Stored items from a collection:
>>>
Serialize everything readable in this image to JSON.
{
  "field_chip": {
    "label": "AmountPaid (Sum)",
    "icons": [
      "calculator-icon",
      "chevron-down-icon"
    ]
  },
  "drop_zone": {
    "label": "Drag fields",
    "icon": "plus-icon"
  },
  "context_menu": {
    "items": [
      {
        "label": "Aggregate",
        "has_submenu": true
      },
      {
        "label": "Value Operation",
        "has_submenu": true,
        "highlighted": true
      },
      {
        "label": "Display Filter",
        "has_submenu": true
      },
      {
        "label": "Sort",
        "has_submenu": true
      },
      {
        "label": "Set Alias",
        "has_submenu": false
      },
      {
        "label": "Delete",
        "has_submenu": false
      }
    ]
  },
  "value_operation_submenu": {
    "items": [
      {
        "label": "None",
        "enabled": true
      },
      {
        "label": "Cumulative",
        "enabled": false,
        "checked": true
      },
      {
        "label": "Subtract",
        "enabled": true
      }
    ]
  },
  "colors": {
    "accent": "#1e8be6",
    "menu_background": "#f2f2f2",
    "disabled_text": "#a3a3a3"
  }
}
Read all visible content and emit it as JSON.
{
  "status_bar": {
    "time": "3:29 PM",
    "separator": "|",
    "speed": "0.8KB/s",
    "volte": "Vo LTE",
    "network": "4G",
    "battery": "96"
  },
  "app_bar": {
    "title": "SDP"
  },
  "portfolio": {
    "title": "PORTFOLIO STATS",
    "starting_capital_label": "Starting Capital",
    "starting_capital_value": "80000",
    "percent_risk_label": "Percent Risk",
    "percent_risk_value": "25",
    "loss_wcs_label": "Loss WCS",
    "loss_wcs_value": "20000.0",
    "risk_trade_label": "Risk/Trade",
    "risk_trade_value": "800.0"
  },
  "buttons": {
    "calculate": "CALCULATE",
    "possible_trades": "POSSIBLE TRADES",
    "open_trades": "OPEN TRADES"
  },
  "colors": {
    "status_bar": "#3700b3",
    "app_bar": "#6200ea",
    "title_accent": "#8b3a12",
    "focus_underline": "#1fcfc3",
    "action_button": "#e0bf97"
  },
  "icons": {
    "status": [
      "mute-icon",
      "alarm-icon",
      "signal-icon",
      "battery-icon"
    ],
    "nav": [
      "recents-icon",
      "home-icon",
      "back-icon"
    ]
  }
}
<<<
Print the listing above in its entirety, with every line exact.

#### Solution to this task:
Serialize everything readable in this image to JSON.
{
  "field_chip": {
    "label": "AmountPaid (Sum)",
    "icons": [
      "calculator-icon",
      "chevron-down-icon"
    ]
  },
  "drop_zone": {
    "label": "Drag fields",
    "icon": "plus-icon"
  },
  "context_menu": {
    "items": [
      {
        "label": "Aggregate",
        "has_submenu": true
      },
      {
        "label": "Value Operation",
        "has_submenu": true,
        "highlighted": true
      },
      {
        "label": "Display Filter",
        "has_submenu": true
      },
      {
        "label": "Sort",
        "has_submenu": true
      },
      {
        "label": "Set Alias",
        "has_submenu": false
      },
      {
        "label": "Delete",
        "has_submenu": false
      }
    ]
  },
  "value_operation_submenu": {
    "items": [
      {
        "label": "None",
        "enabled": true
      },
      {
        "label": "Cumulative",
        "enabled": false,
        "checked": true
      },
      {
        "label": "Subtract",
        "enabled": true
      }
    ]
  },
  "colors": {
    "accent": "#1e8be6",
    "menu_background": "#f2f2f2",
    "disabled_text": "#a3a3a3"
  }
}
Read all visible content and emit it as JSON.
{
  "status_bar": {
    "time": "3:29 PM",
    "separator": "|",
    "speed": "0.8KB/s",
    "volte": "Vo LTE",
    "network": "4G",
    "battery": "96"
  },
  "app_bar": {
    "title": "SDP"
  },
  "portfolio": {
    "title": "PORTFOLIO STATS",
    "starting_capital_label": "Starting Capital",
    "starting_capital_value": "80000",
    "percent_risk_label": "Percent Risk",
    "percent_risk_value": "25",
    "loss_wcs_label": "Loss WCS",
    "loss_wcs_value": "20000.0",
    "risk_trade_label": "Risk/Trade",
    "risk_trade_value": "800.0"
  },
  "buttons": {
    "calculate": "CALCULATE",
    "possible_trades": "POSSIBLE TRADES",
    "open_trades": "OPEN TRADES"
  },
  "colors": {
    "status_bar": "#3700b3",
    "app_bar": "#6200ea",
    "title_accent": "#8b3a12",
    "focus_underline": "#1fcfc3",
    "action_button": "#e0bf97"
  },
  "icons": {
    "status": [
      "mute-icon",
      "alarm-icon",
      "signal-icon",
      "battery-icon"
    ],
    "nav": [
      "recents-icon",
      "home-icon",
      "back-icon"
    ]
  }
}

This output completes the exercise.